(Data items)

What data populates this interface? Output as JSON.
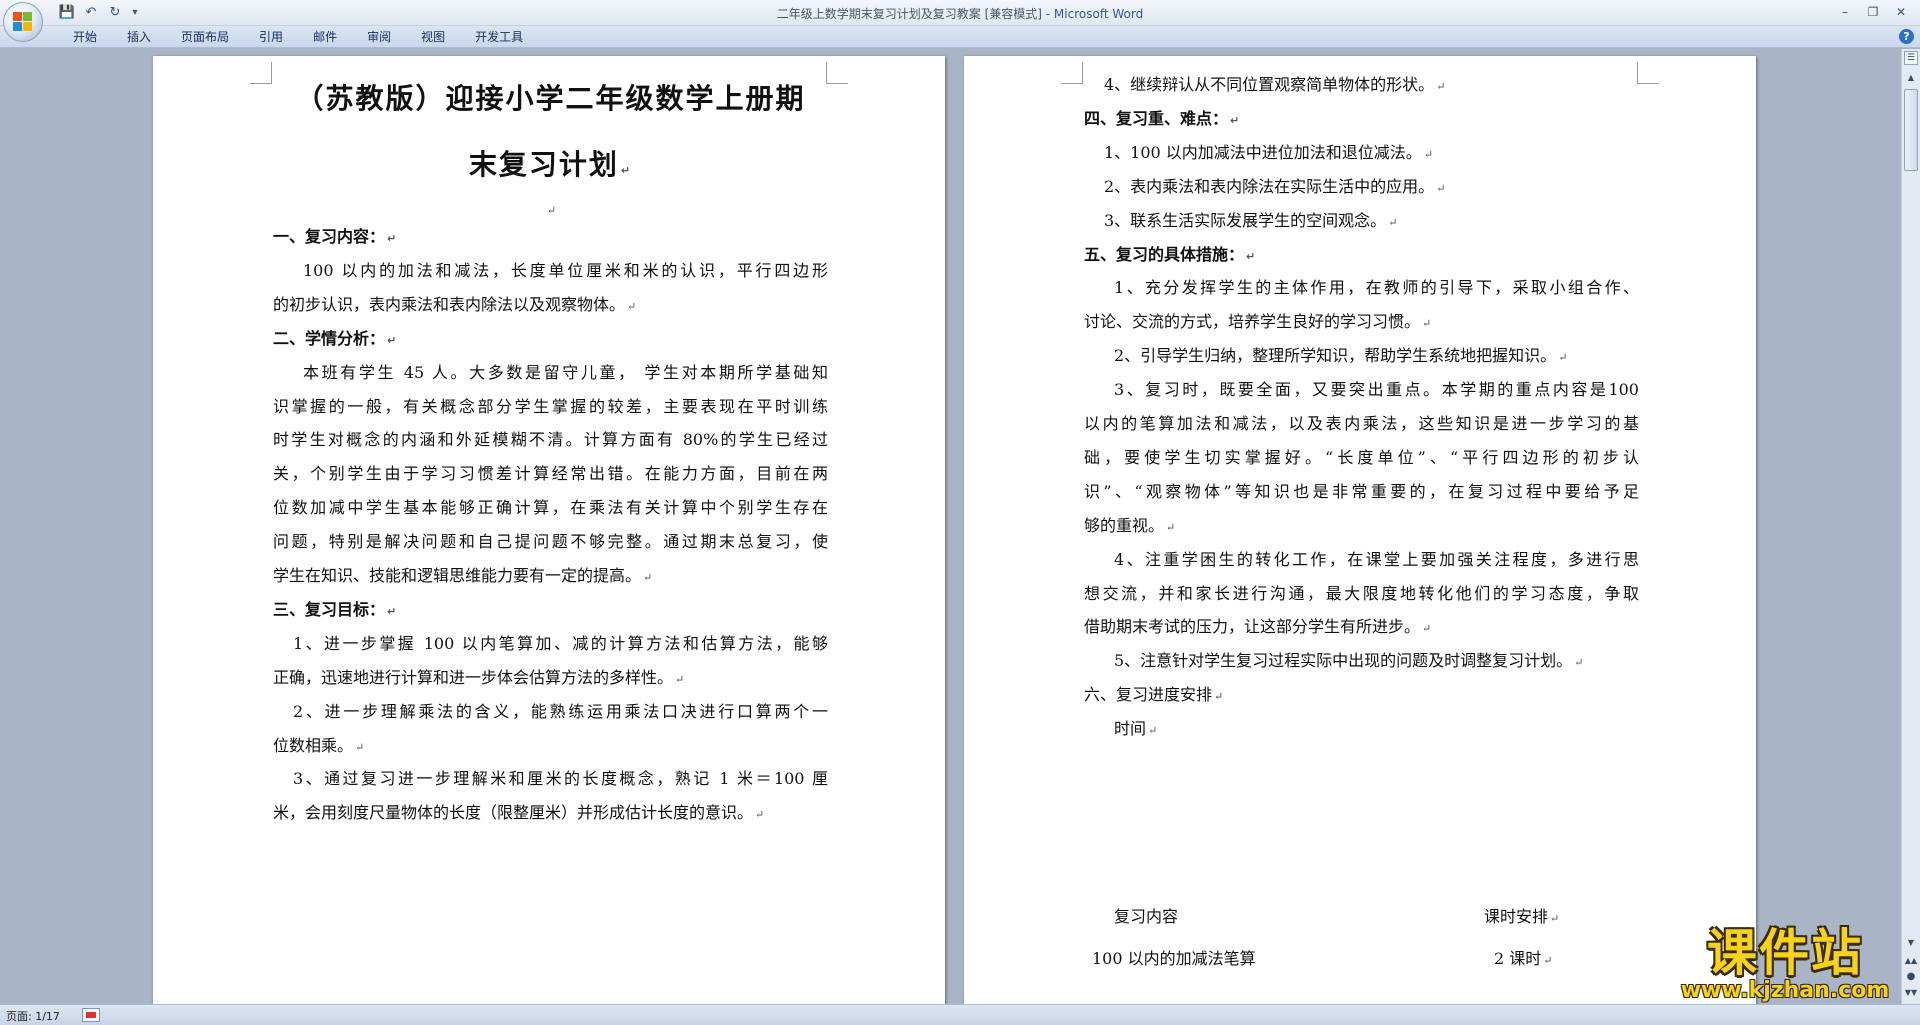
{
  "window": {
    "title": "二年级上数学期末复习计划及复习教案 [兼容模式] - ",
    "app": "Microsoft Word",
    "controls": [
      "–",
      "❐",
      "✕"
    ]
  },
  "qat": {
    "save": "💾",
    "undo": "↶",
    "redo": "↻",
    "more": "▾"
  },
  "ribbon": {
    "tabs": [
      "开始",
      "插入",
      "页面布局",
      "引用",
      "邮件",
      "审阅",
      "视图",
      "开发工具"
    ],
    "help": "?"
  },
  "marks": {
    "para": "↵"
  },
  "left_page": {
    "title_line1": "（苏教版）迎接小学二年级数学上册期",
    "title_line2": "末复习计划",
    "lines": [
      {
        "text": "一、复习内容：",
        "type": "h"
      },
      {
        "text": "100 以内的加法和减法，长度单位厘米和米的认识，平行四边形",
        "type": "ind1 justify"
      },
      {
        "text": "的初步认识，表内乘法和表内除法以及观察物体。",
        "type": "p"
      },
      {
        "text": "二、学情分析：",
        "type": "h"
      },
      {
        "text": "本班有学生 45 人。大多数是留守儿童，  学生对本期所学基础知",
        "type": "ind1 justify"
      },
      {
        "text": "识掌握的一般，有关概念部分学生掌握的较差，主要表现在平时训练",
        "type": "justify"
      },
      {
        "text": "时学生对概念的内涵和外延模糊不清。计算方面有 80%的学生已经过",
        "type": "justify"
      },
      {
        "text": "关，个别学生由于学习习惯差计算经常出错。在能力方面，目前在两",
        "type": "justify"
      },
      {
        "text": "位数加减中学生基本能够正确计算，在乘法有关计算中个别学生存在",
        "type": "justify"
      },
      {
        "text": "问题，特别是解决问题和自己提问题不够完整。通过期末总复习，使",
        "type": "justify"
      },
      {
        "text": "学生在知识、技能和逻辑思维能力要有一定的提高。",
        "type": "p"
      },
      {
        "text": "三、复习目标：",
        "type": "h"
      },
      {
        "text": "1、进一步掌握 100 以内笔算加、减的计算方法和估算方法，能够",
        "type": "ind2 justify"
      },
      {
        "text": "正确，迅速地进行计算和进一步体会估算方法的多样性。",
        "type": "p"
      },
      {
        "text": "2、进一步理解乘法的含义，能熟练运用乘法口决进行口算两个一",
        "type": "ind2 justify"
      },
      {
        "text": "位数相乘。",
        "type": "p"
      },
      {
        "text": "3、通过复习进一步理解米和厘米的长度概念，熟记 1 米＝100 厘",
        "type": "ind2 justify"
      },
      {
        "text": "米，会用刻度尺量物体的长度（限整厘米）并形成估计长度的意识。",
        "type": "p"
      }
    ]
  },
  "right_page": {
    "lines": [
      {
        "text": "4、继续辩认从不同位置观察简单物体的形状。",
        "type": "ind2"
      },
      {
        "text": "四、复习重、难点：",
        "type": "h"
      },
      {
        "text": "1、100 以内加减法中进位加法和退位减法。",
        "type": "ind2"
      },
      {
        "text": "2、表内乘法和表内除法在实际生活中的应用。",
        "type": "ind2"
      },
      {
        "text": "3、联系生活实际发展学生的空间观念。",
        "type": "ind2"
      },
      {
        "text": "五、复习的具体措施：",
        "type": "h"
      },
      {
        "text": "1、充分发挥学生的主体作用，在教师的引导下，采取小组合作、",
        "type": "ind1 justify"
      },
      {
        "text": "讨论、交流的方式，培养学生良好的学习习惯。",
        "type": "p"
      },
      {
        "text": "2、引导学生归纳，整理所学知识，帮助学生系统地把握知识。",
        "type": "ind1"
      },
      {
        "text": "3、复习时，既要全面，又要突出重点。本学期的重点内容是100",
        "type": "ind1 justify"
      },
      {
        "text": "以内的笔算加法和减法，以及表内乘法，这些知识是进一步学习的基",
        "type": "justify"
      },
      {
        "text": "础，要使学生切实掌握好。“长度单位”、“平行四边形的初步认",
        "type": "justify"
      },
      {
        "text": "识”、“观察物体”等知识也是非常重要的，在复习过程中要给予足",
        "type": "justify"
      },
      {
        "text": "够的重视。",
        "type": "p"
      },
      {
        "text": "4、注重学困生的转化工作，在课堂上要加强关注程度，多进行思",
        "type": "ind1 justify"
      },
      {
        "text": "想交流，并和家长进行沟通，最大限度地转化他们的学习态度，争取",
        "type": "justify"
      },
      {
        "text": "借助期末考试的压力，让这部分学生有所进步。",
        "type": "p"
      },
      {
        "text": "5、注意针对学生复习过程实际中出现的问题及时调整复习计划。",
        "type": "ind1"
      },
      {
        "text": "六、复习进度安排",
        "type": "p"
      },
      {
        "text": "时间",
        "type": "ind1"
      }
    ],
    "schedule": {
      "col_content": "复习内容",
      "col_hours": "课时安排",
      "row1_content": "100 以内的加减法笔算",
      "row1_hours": "2 课时"
    }
  },
  "status": {
    "page": "页面: 1/17"
  },
  "scrollbar": {
    "up": "▲",
    "down": "▼",
    "prev": "▲▲",
    "browse": "●",
    "next": "▼▼",
    "ruler": "☰"
  },
  "watermark": {
    "brand": "课件站",
    "url": "www.kjzhan.com"
  }
}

- Exercise details: Repeat the listing above exactly, with no pictures.

- Task answer:
What data populates this interface? Output as JSON.
{
  "window": {
    "title": "二年级上数学期末复习计划及复习教案 [兼容模式] - ",
    "app": "Microsoft Word",
    "controls": [
      "–",
      "❐",
      "✕"
    ]
  },
  "qat": {
    "save": "💾",
    "undo": "↶",
    "redo": "↻",
    "more": "▾"
  },
  "ribbon": {
    "tabs": [
      "开始",
      "插入",
      "页面布局",
      "引用",
      "邮件",
      "审阅",
      "视图",
      "开发工具"
    ],
    "help": "?"
  },
  "marks": {
    "para": "↵"
  },
  "left_page": {
    "title_line1": "（苏教版）迎接小学二年级数学上册期",
    "title_line2": "末复习计划",
    "lines": [
      {
        "text": "一、复习内容：",
        "type": "h"
      },
      {
        "text": "100 以内的加法和减法，长度单位厘米和米的认识，平行四边形",
        "type": "ind1 justify"
      },
      {
        "text": "的初步认识，表内乘法和表内除法以及观察物体。",
        "type": "p"
      },
      {
        "text": "二、学情分析：",
        "type": "h"
      },
      {
        "text": "本班有学生 45 人。大多数是留守儿童，  学生对本期所学基础知",
        "type": "ind1 justify"
      },
      {
        "text": "识掌握的一般，有关概念部分学生掌握的较差，主要表现在平时训练",
        "type": "justify"
      },
      {
        "text": "时学生对概念的内涵和外延模糊不清。计算方面有 80%的学生已经过",
        "type": "justify"
      },
      {
        "text": "关，个别学生由于学习习惯差计算经常出错。在能力方面，目前在两",
        "type": "justify"
      },
      {
        "text": "位数加减中学生基本能够正确计算，在乘法有关计算中个别学生存在",
        "type": "justify"
      },
      {
        "text": "问题，特别是解决问题和自己提问题不够完整。通过期末总复习，使",
        "type": "justify"
      },
      {
        "text": "学生在知识、技能和逻辑思维能力要有一定的提高。",
        "type": "p"
      },
      {
        "text": "三、复习目标：",
        "type": "h"
      },
      {
        "text": "1、进一步掌握 100 以内笔算加、减的计算方法和估算方法，能够",
        "type": "ind2 justify"
      },
      {
        "text": "正确，迅速地进行计算和进一步体会估算方法的多样性。",
        "type": "p"
      },
      {
        "text": "2、进一步理解乘法的含义，能熟练运用乘法口决进行口算两个一",
        "type": "ind2 justify"
      },
      {
        "text": "位数相乘。",
        "type": "p"
      },
      {
        "text": "3、通过复习进一步理解米和厘米的长度概念，熟记 1 米＝100 厘",
        "type": "ind2 justify"
      },
      {
        "text": "米，会用刻度尺量物体的长度（限整厘米）并形成估计长度的意识。",
        "type": "p"
      }
    ]
  },
  "right_page": {
    "lines": [
      {
        "text": "4、继续辩认从不同位置观察简单物体的形状。",
        "type": "ind2"
      },
      {
        "text": "四、复习重、难点：",
        "type": "h"
      },
      {
        "text": "1、100 以内加减法中进位加法和退位减法。",
        "type": "ind2"
      },
      {
        "text": "2、表内乘法和表内除法在实际生活中的应用。",
        "type": "ind2"
      },
      {
        "text": "3、联系生活实际发展学生的空间观念。",
        "type": "ind2"
      },
      {
        "text": "五、复习的具体措施：",
        "type": "h"
      },
      {
        "text": "1、充分发挥学生的主体作用，在教师的引导下，采取小组合作、",
        "type": "ind1 justify"
      },
      {
        "text": "讨论、交流的方式，培养学生良好的学习习惯。",
        "type": "p"
      },
      {
        "text": "2、引导学生归纳，整理所学知识，帮助学生系统地把握知识。",
        "type": "ind1"
      },
      {
        "text": "3、复习时，既要全面，又要突出重点。本学期的重点内容是100",
        "type": "ind1 justify"
      },
      {
        "text": "以内的笔算加法和减法，以及表内乘法，这些知识是进一步学习的基",
        "type": "justify"
      },
      {
        "text": "础，要使学生切实掌握好。“长度单位”、“平行四边形的初步认",
        "type": "justify"
      },
      {
        "text": "识”、“观察物体”等知识也是非常重要的，在复习过程中要给予足",
        "type": "justify"
      },
      {
        "text": "够的重视。",
        "type": "p"
      },
      {
        "text": "4、注重学困生的转化工作，在课堂上要加强关注程度，多进行思",
        "type": "ind1 justify"
      },
      {
        "text": "想交流，并和家长进行沟通，最大限度地转化他们的学习态度，争取",
        "type": "justify"
      },
      {
        "text": "借助期末考试的压力，让这部分学生有所进步。",
        "type": "p"
      },
      {
        "text": "5、注意针对学生复习过程实际中出现的问题及时调整复习计划。",
        "type": "ind1"
      },
      {
        "text": "六、复习进度安排",
        "type": "p"
      },
      {
        "text": "时间",
        "type": "ind1"
      }
    ],
    "schedule": {
      "col_content": "复习内容",
      "col_hours": "课时安排",
      "row1_content": "100 以内的加减法笔算",
      "row1_hours": "2 课时"
    }
  },
  "status": {
    "page": "页面: 1/17"
  },
  "scrollbar": {
    "up": "▲",
    "down": "▼",
    "prev": "▲▲",
    "browse": "●",
    "next": "▼▼",
    "ruler": "☰"
  },
  "watermark": {
    "brand": "课件站",
    "url": "www.kjzhan.com"
  }
}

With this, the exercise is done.